BEGIN Material for the task

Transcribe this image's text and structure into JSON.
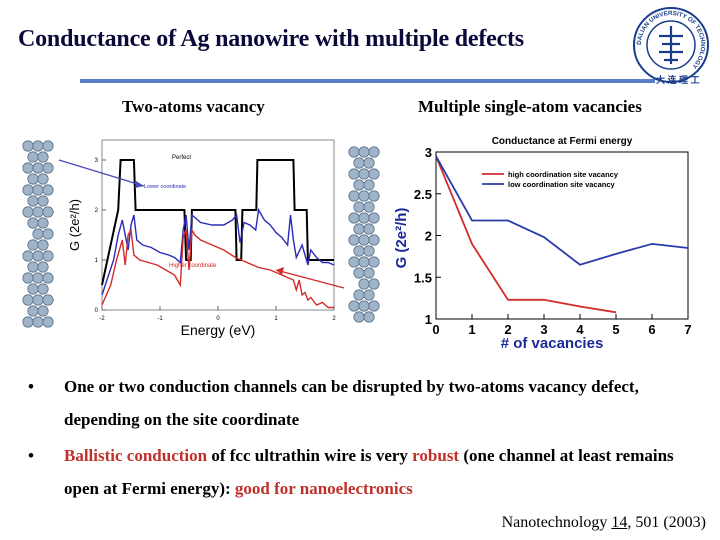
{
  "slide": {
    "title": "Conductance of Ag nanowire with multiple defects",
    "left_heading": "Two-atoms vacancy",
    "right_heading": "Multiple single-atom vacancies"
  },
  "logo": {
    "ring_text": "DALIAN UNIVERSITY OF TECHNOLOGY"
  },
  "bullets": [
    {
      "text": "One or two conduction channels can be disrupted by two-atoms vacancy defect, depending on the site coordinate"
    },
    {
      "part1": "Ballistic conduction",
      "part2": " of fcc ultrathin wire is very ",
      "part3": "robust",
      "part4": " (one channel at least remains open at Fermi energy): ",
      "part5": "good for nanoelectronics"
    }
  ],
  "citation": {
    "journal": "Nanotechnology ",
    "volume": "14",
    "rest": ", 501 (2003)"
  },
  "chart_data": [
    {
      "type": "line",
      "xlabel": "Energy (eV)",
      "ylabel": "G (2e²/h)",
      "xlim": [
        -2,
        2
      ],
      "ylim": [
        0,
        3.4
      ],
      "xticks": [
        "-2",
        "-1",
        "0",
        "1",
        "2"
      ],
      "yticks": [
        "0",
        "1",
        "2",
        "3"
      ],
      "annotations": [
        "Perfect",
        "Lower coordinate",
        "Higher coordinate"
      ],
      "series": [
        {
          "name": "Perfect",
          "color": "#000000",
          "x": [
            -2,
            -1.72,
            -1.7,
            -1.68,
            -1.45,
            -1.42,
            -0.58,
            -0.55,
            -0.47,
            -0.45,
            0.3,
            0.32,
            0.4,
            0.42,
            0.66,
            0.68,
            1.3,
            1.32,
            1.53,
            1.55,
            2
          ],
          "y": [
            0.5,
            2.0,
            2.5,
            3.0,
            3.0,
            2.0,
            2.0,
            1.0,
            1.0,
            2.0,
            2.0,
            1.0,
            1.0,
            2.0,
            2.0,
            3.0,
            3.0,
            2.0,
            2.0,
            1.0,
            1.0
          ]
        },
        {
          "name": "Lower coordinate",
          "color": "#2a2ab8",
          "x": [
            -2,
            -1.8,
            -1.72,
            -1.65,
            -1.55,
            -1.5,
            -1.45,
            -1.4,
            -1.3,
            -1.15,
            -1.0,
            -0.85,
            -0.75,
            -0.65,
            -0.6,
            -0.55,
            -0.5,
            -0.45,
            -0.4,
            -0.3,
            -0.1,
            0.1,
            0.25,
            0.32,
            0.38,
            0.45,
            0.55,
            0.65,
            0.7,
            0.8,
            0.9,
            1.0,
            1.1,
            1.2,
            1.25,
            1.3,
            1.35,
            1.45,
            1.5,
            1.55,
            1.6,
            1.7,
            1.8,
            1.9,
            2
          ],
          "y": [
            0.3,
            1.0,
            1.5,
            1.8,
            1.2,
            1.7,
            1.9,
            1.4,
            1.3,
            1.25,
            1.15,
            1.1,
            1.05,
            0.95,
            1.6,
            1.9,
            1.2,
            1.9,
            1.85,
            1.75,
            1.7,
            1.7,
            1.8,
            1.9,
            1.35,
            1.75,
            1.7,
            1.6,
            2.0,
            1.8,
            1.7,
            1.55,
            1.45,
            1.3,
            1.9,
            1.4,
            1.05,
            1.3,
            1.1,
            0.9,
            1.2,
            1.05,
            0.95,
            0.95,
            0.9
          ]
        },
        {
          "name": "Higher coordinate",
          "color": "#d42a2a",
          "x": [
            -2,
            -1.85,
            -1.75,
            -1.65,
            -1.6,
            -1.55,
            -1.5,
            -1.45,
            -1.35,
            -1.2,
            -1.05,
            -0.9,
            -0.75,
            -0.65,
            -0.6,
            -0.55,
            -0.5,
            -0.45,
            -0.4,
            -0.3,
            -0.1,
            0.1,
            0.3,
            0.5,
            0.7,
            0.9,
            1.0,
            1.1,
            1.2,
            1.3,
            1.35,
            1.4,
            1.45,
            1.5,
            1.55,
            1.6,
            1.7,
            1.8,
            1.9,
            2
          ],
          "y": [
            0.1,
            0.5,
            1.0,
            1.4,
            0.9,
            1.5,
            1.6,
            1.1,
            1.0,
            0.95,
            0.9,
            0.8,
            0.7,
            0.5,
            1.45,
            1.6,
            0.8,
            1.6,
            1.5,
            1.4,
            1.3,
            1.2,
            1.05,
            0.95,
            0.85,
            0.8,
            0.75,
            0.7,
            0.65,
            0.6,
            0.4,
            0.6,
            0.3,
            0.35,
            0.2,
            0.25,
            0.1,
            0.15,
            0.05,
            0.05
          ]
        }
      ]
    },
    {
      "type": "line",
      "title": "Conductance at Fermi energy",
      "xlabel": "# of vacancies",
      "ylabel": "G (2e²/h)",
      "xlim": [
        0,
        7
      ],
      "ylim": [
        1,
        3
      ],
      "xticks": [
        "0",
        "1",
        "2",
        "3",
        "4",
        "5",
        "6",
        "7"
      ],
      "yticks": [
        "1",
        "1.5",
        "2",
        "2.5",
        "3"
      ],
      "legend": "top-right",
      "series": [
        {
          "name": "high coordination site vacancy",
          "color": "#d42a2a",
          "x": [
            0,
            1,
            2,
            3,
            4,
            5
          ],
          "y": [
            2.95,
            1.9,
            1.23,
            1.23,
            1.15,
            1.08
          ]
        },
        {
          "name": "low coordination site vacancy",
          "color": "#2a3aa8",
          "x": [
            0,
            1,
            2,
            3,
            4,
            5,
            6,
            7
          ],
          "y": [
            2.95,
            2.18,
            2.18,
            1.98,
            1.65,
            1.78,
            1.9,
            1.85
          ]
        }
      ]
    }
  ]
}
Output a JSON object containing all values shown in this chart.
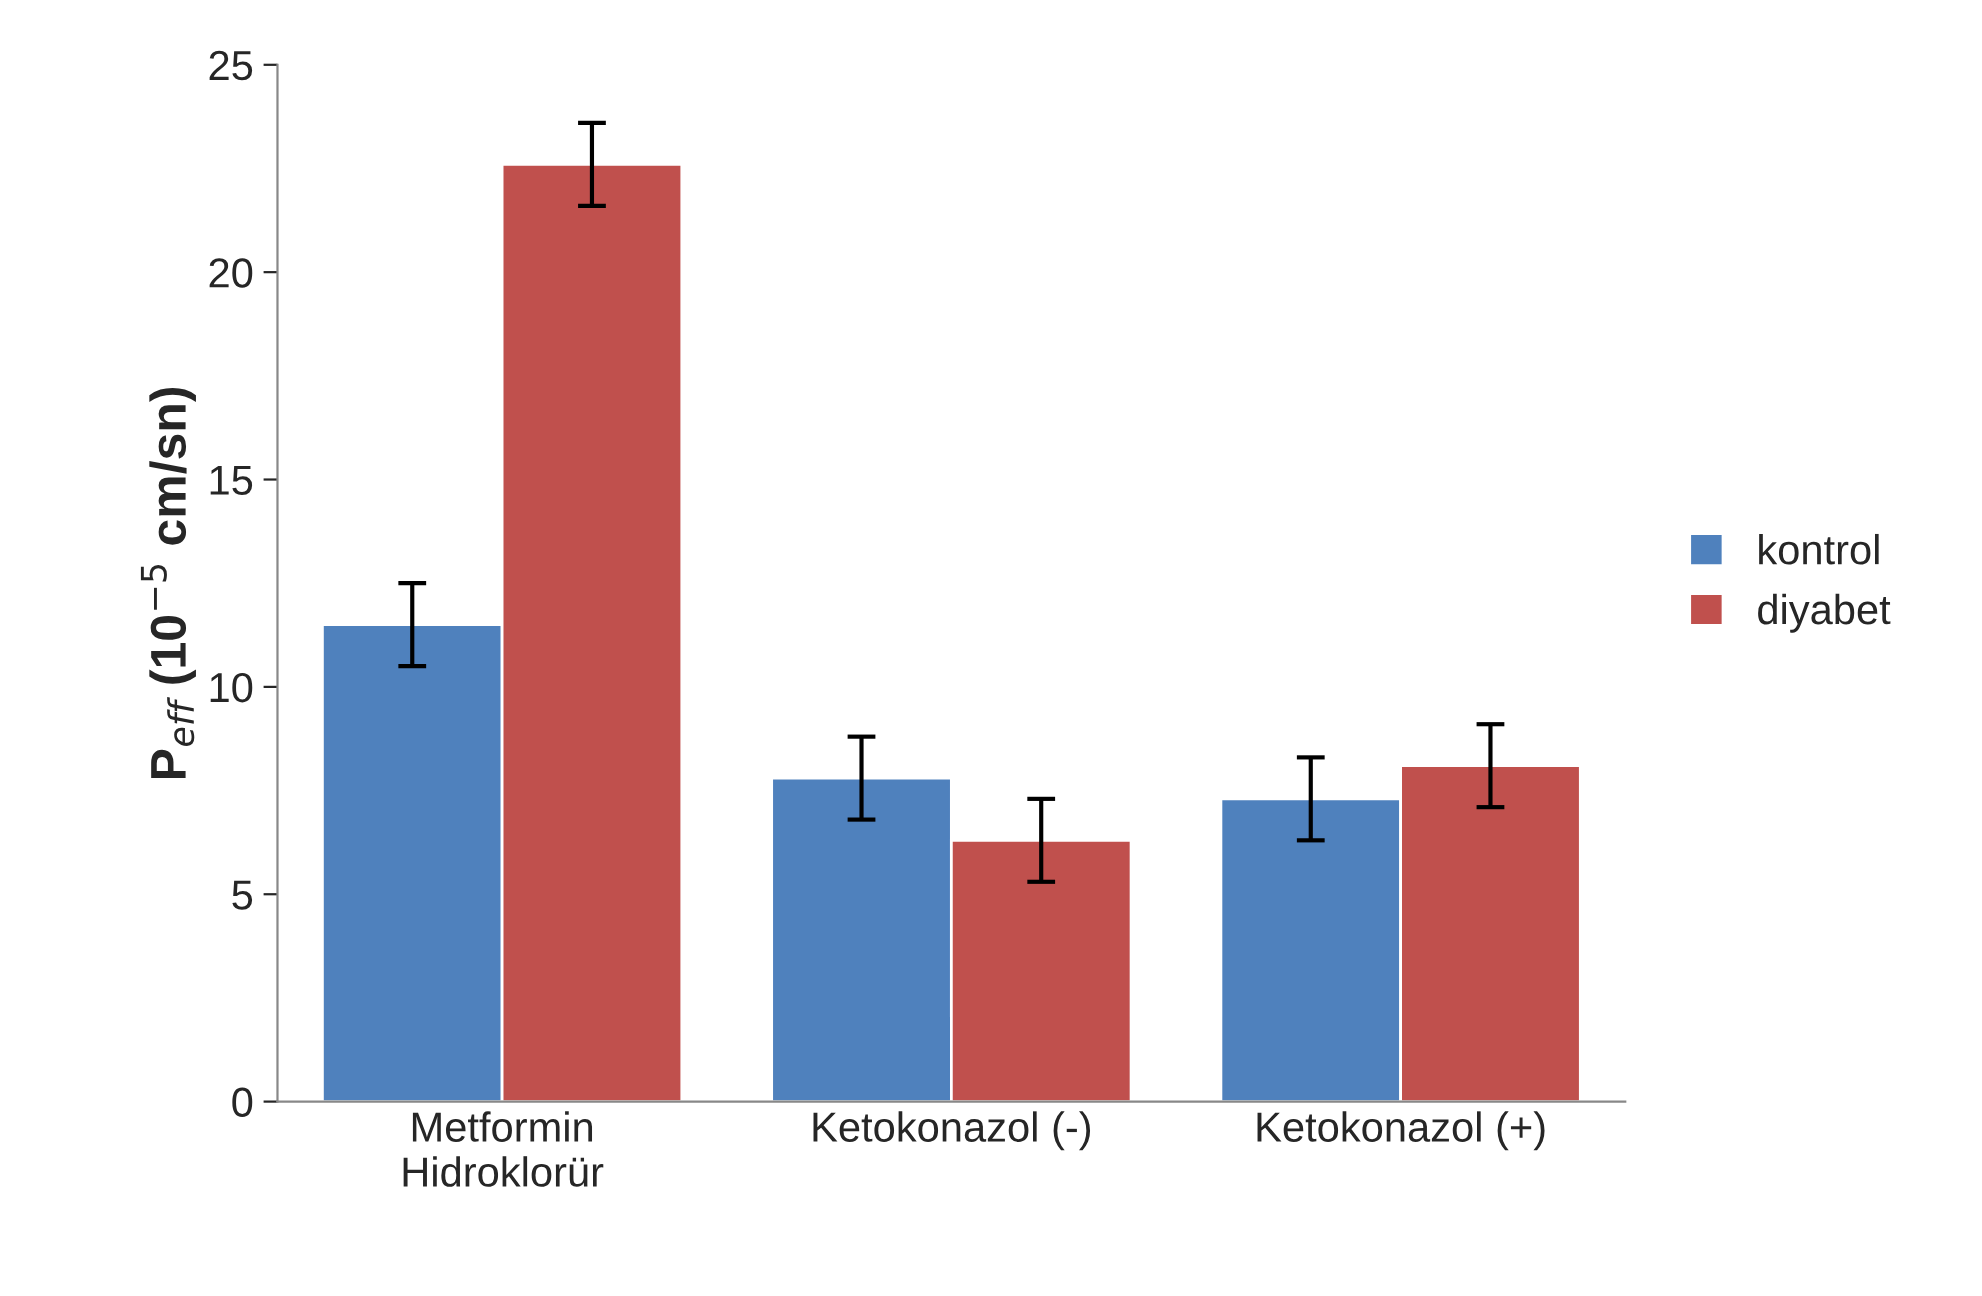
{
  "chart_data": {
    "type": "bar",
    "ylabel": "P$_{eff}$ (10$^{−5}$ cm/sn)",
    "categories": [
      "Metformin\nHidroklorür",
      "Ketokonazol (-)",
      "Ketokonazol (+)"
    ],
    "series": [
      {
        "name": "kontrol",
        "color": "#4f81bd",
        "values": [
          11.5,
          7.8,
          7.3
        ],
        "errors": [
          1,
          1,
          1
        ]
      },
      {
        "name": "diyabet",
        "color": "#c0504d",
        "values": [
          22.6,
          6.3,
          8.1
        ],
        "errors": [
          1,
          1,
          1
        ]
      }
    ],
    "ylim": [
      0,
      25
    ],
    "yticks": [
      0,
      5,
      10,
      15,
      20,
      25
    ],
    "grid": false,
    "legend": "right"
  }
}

END Material for the task

▶ _Directive_
Copy the entries above faithfully and omit every image.

▶ _Response below_
Transcribe this image's text and structure into JSON.
{
  "slide": {
    "title": "Conductance of Ag nanowire with multiple defects",
    "left_heading": "Two-atoms vacancy",
    "right_heading": "Multiple single-atom vacancies"
  },
  "logo": {
    "ring_text": "DALIAN UNIVERSITY OF TECHNOLOGY"
  },
  "bullets": [
    {
      "text": "One or two conduction channels can be disrupted by two-atoms vacancy defect, depending on the site coordinate"
    },
    {
      "part1": "Ballistic conduction",
      "part2": " of fcc ultrathin wire is very ",
      "part3": "robust",
      "part4": " (one channel at least remains open at Fermi energy): ",
      "part5": "good for nanoelectronics"
    }
  ],
  "citation": {
    "journal": "Nanotechnology ",
    "volume": "14",
    "rest": ", 501 (2003)"
  },
  "chart_data": [
    {
      "type": "line",
      "xlabel": "Energy (eV)",
      "ylabel": "G (2e²/h)",
      "xlim": [
        -2,
        2
      ],
      "ylim": [
        0,
        3.4
      ],
      "xticks": [
        "-2",
        "-1",
        "0",
        "1",
        "2"
      ],
      "yticks": [
        "0",
        "1",
        "2",
        "3"
      ],
      "annotations": [
        "Perfect",
        "Lower coordinate",
        "Higher coordinate"
      ],
      "series": [
        {
          "name": "Perfect",
          "color": "#000000",
          "x": [
            -2,
            -1.72,
            -1.7,
            -1.68,
            -1.45,
            -1.42,
            -0.58,
            -0.55,
            -0.47,
            -0.45,
            0.3,
            0.32,
            0.4,
            0.42,
            0.66,
            0.68,
            1.3,
            1.32,
            1.53,
            1.55,
            2
          ],
          "y": [
            0.5,
            2.0,
            2.5,
            3.0,
            3.0,
            2.0,
            2.0,
            1.0,
            1.0,
            2.0,
            2.0,
            1.0,
            1.0,
            2.0,
            2.0,
            3.0,
            3.0,
            2.0,
            2.0,
            1.0,
            1.0
          ]
        },
        {
          "name": "Lower coordinate",
          "color": "#2a2ab8",
          "x": [
            -2,
            -1.8,
            -1.72,
            -1.65,
            -1.55,
            -1.5,
            -1.45,
            -1.4,
            -1.3,
            -1.15,
            -1.0,
            -0.85,
            -0.75,
            -0.65,
            -0.6,
            -0.55,
            -0.5,
            -0.45,
            -0.4,
            -0.3,
            -0.1,
            0.1,
            0.25,
            0.32,
            0.38,
            0.45,
            0.55,
            0.65,
            0.7,
            0.8,
            0.9,
            1.0,
            1.1,
            1.2,
            1.25,
            1.3,
            1.35,
            1.45,
            1.5,
            1.55,
            1.6,
            1.7,
            1.8,
            1.9,
            2
          ],
          "y": [
            0.3,
            1.0,
            1.5,
            1.8,
            1.2,
            1.7,
            1.9,
            1.4,
            1.3,
            1.25,
            1.15,
            1.1,
            1.05,
            0.95,
            1.6,
            1.9,
            1.2,
            1.9,
            1.85,
            1.75,
            1.7,
            1.7,
            1.8,
            1.9,
            1.35,
            1.75,
            1.7,
            1.6,
            2.0,
            1.8,
            1.7,
            1.55,
            1.45,
            1.3,
            1.9,
            1.4,
            1.05,
            1.3,
            1.1,
            0.9,
            1.2,
            1.05,
            0.95,
            0.95,
            0.9
          ]
        },
        {
          "name": "Higher coordinate",
          "color": "#d42a2a",
          "x": [
            -2,
            -1.85,
            -1.75,
            -1.65,
            -1.6,
            -1.55,
            -1.5,
            -1.45,
            -1.35,
            -1.2,
            -1.05,
            -0.9,
            -0.75,
            -0.65,
            -0.6,
            -0.55,
            -0.5,
            -0.45,
            -0.4,
            -0.3,
            -0.1,
            0.1,
            0.3,
            0.5,
            0.7,
            0.9,
            1.0,
            1.1,
            1.2,
            1.3,
            1.35,
            1.4,
            1.45,
            1.5,
            1.55,
            1.6,
            1.7,
            1.8,
            1.9,
            2
          ],
          "y": [
            0.1,
            0.5,
            1.0,
            1.4,
            0.9,
            1.5,
            1.6,
            1.1,
            1.0,
            0.95,
            0.9,
            0.8,
            0.7,
            0.5,
            1.45,
            1.6,
            0.8,
            1.6,
            1.5,
            1.4,
            1.3,
            1.2,
            1.05,
            0.95,
            0.85,
            0.8,
            0.75,
            0.7,
            0.65,
            0.6,
            0.4,
            0.6,
            0.3,
            0.35,
            0.2,
            0.25,
            0.1,
            0.15,
            0.05,
            0.05
          ]
        }
      ]
    },
    {
      "type": "line",
      "title": "Conductance at Fermi energy",
      "xlabel": "# of vacancies",
      "ylabel": "G (2e²/h)",
      "xlim": [
        0,
        7
      ],
      "ylim": [
        1,
        3
      ],
      "xticks": [
        "0",
        "1",
        "2",
        "3",
        "4",
        "5",
        "6",
        "7"
      ],
      "yticks": [
        "1",
        "1.5",
        "2",
        "2.5",
        "3"
      ],
      "legend": "top-right",
      "series": [
        {
          "name": "high coordination site vacancy",
          "color": "#d42a2a",
          "x": [
            0,
            1,
            2,
            3,
            4,
            5
          ],
          "y": [
            2.95,
            1.9,
            1.23,
            1.23,
            1.15,
            1.08
          ]
        },
        {
          "name": "low coordination site vacancy",
          "color": "#2a3aa8",
          "x": [
            0,
            1,
            2,
            3,
            4,
            5,
            6,
            7
          ],
          "y": [
            2.95,
            2.18,
            2.18,
            1.98,
            1.65,
            1.78,
            1.9,
            1.85
          ]
        }
      ]
    }
  ]
}
Output a JSON object containing all values shown in this chart.
{
  "chart_data": {
    "type": "bar",
    "ylabel": "P$_{eff}$ (10$^{−5}$ cm/sn)",
    "categories": [
      "Metformin\nHidroklorür",
      "Ketokonazol (-)",
      "Ketokonazol (+)"
    ],
    "series": [
      {
        "name": "kontrol",
        "color": "#4f81bd",
        "values": [
          11.5,
          7.8,
          7.3
        ],
        "errors": [
          1,
          1,
          1
        ]
      },
      {
        "name": "diyabet",
        "color": "#c0504d",
        "values": [
          22.6,
          6.3,
          8.1
        ],
        "errors": [
          1,
          1,
          1
        ]
      }
    ],
    "ylim": [
      0,
      25
    ],
    "yticks": [
      0,
      5,
      10,
      15,
      20,
      25
    ],
    "grid": false,
    "legend": "right"
  }
}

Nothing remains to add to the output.